• _DIRECTION_
Search the listing for "make" and copy every line where it appears.

--- START OF ENTRIES SUPPLIED ---

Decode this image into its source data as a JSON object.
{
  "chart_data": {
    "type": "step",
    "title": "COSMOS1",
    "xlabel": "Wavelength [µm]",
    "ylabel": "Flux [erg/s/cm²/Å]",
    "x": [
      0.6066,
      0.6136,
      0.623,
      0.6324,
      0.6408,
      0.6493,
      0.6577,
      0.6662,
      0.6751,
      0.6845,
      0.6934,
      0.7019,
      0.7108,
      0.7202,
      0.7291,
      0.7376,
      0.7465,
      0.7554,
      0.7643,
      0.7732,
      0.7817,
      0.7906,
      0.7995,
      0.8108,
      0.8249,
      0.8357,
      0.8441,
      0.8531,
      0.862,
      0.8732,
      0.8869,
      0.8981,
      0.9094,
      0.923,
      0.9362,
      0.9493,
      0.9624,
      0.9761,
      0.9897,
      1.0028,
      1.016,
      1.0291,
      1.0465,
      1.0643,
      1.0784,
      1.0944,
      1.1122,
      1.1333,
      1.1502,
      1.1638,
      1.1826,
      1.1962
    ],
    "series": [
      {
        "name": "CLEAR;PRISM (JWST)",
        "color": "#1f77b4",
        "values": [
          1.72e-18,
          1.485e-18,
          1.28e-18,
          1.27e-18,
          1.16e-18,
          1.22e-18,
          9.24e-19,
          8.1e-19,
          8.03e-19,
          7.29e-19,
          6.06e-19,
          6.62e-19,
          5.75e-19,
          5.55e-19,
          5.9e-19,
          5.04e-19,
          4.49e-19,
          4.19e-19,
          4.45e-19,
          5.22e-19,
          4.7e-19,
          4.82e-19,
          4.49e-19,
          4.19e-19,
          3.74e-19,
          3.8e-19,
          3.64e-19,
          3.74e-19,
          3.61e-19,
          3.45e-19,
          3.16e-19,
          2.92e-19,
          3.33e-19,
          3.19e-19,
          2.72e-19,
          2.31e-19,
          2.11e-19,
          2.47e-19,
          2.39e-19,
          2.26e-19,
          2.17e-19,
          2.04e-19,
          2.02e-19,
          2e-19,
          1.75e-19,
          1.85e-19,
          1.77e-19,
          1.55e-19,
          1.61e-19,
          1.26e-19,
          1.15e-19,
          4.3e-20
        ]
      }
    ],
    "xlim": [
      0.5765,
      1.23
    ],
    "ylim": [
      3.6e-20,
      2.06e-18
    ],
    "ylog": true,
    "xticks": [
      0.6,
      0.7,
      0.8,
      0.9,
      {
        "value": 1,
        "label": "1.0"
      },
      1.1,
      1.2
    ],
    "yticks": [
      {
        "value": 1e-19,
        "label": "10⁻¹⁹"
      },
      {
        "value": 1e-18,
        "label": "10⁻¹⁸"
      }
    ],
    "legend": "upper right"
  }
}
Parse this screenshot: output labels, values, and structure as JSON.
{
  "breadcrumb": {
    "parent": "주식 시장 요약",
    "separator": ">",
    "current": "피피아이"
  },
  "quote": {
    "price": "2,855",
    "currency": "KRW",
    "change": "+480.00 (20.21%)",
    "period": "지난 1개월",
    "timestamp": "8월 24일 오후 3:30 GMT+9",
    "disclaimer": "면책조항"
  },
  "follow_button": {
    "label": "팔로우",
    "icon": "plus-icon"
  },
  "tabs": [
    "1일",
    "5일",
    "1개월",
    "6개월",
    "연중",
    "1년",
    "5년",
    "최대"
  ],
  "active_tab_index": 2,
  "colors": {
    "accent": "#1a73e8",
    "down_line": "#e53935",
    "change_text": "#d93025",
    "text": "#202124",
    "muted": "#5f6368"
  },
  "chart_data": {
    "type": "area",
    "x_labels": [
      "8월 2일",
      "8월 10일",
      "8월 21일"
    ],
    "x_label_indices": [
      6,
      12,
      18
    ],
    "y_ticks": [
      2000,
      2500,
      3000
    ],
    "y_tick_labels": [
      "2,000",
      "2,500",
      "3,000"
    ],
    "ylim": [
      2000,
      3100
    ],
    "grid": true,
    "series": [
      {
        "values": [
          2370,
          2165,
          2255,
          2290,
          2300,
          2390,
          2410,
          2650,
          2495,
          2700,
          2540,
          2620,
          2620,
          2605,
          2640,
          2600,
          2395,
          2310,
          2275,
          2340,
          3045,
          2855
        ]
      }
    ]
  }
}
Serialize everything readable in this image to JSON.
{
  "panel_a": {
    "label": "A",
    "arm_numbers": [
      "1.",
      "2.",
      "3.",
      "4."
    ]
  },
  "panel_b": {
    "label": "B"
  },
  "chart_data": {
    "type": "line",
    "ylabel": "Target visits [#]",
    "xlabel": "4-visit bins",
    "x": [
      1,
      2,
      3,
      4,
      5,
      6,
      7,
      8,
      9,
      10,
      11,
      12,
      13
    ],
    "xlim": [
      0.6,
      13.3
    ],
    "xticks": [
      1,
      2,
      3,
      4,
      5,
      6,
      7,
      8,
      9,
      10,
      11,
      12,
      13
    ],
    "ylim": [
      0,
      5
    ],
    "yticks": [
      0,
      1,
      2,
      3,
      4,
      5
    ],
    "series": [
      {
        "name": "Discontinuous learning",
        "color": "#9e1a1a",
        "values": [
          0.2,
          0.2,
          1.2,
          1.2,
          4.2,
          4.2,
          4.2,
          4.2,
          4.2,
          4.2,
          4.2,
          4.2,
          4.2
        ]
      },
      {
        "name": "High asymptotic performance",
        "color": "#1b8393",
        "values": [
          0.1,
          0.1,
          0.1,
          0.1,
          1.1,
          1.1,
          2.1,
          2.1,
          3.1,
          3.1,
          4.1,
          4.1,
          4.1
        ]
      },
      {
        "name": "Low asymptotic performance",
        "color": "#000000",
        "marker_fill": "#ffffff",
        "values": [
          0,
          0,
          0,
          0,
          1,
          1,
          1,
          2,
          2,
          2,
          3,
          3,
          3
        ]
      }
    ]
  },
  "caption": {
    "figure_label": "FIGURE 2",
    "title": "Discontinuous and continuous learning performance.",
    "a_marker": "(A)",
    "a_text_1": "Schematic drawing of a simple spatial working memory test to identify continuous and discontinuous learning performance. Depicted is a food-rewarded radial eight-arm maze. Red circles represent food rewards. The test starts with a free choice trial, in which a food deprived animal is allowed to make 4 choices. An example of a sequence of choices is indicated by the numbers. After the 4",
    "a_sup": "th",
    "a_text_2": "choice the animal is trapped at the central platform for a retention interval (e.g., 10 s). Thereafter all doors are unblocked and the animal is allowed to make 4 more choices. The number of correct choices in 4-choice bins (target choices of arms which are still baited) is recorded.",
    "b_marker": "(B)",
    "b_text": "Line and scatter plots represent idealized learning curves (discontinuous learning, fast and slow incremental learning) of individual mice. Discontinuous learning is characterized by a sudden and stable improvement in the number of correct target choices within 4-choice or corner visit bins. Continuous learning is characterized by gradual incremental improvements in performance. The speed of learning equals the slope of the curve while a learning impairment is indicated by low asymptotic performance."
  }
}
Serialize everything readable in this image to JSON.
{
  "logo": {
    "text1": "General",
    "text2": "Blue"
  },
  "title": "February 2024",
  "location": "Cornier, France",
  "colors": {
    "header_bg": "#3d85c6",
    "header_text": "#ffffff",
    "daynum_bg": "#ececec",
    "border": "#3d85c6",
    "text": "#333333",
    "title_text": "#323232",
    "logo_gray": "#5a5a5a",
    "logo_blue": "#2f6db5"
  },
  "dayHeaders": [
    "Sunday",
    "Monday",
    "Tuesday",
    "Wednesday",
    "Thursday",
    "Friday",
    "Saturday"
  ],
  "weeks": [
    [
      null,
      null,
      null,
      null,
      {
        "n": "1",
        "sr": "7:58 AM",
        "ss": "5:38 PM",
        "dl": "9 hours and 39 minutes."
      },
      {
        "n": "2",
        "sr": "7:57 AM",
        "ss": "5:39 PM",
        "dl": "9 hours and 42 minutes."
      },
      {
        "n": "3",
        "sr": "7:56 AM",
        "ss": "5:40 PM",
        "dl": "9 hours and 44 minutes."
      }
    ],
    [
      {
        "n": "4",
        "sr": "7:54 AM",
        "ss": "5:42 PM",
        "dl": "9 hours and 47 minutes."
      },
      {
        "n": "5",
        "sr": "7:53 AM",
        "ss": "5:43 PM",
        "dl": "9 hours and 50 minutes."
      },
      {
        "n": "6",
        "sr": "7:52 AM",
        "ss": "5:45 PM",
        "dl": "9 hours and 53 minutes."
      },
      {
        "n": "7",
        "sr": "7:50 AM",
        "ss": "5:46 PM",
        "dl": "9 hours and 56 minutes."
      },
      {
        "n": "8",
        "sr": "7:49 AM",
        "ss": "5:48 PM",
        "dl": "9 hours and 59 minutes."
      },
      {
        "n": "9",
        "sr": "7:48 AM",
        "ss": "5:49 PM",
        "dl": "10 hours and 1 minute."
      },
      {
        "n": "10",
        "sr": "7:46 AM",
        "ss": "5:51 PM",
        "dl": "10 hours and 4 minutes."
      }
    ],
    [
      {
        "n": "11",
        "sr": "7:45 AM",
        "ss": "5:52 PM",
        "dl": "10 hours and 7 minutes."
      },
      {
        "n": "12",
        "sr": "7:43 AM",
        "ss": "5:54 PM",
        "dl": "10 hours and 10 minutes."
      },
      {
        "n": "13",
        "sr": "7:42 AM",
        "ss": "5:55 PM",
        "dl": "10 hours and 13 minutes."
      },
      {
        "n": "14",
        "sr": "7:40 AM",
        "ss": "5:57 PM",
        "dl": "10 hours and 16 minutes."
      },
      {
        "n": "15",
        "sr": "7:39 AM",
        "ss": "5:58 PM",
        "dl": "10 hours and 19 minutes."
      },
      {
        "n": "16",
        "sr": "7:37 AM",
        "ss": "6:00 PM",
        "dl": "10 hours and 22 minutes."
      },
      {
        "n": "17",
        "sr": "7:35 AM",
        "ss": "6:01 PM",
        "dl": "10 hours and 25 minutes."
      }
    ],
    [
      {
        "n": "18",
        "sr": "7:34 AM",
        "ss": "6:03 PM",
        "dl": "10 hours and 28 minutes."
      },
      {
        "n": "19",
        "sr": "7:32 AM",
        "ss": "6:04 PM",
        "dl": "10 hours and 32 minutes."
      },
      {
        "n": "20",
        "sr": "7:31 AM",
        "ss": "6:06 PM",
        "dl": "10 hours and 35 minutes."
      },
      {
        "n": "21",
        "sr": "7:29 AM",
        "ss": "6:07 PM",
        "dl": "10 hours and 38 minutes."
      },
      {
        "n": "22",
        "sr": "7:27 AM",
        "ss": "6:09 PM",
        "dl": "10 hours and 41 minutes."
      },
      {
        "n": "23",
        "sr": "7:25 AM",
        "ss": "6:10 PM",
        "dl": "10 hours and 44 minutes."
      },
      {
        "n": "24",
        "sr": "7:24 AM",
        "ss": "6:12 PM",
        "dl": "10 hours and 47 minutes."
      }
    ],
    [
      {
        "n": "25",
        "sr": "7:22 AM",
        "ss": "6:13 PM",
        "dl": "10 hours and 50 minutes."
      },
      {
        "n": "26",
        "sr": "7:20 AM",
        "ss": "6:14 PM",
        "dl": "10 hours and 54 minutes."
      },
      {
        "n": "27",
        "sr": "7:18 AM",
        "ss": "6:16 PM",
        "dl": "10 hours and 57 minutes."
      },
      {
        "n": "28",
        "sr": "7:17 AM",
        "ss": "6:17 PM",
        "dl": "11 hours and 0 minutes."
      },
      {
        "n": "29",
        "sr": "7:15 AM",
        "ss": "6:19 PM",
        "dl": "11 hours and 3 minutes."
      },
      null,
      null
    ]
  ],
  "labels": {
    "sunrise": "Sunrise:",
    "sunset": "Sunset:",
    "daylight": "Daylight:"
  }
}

--- END OF ENTRIES SUPPLIED ---

• _EXERCISE OUTPUT_
    "a_text_1": "Schematic drawing of a simple spatial working memory test to identify continuous and discontinuous learning performance. Depicted is a food-rewarded radial eight-arm maze. Red circles represent food rewards. The test starts with a free choice trial, in which a food deprived animal is allowed to make 4 choices. An example of a sequence of choices is indicated by the numbers. After the 4",
    "a_text_2": "choice the animal is trapped at the central platform for a retention interval (e.g., 10 s). Thereafter all doors are unblocked and the animal is allowed to make 4 more choices. The number of correct choices in 4-choice bins (target choices of arms which are still baited) is recorded.",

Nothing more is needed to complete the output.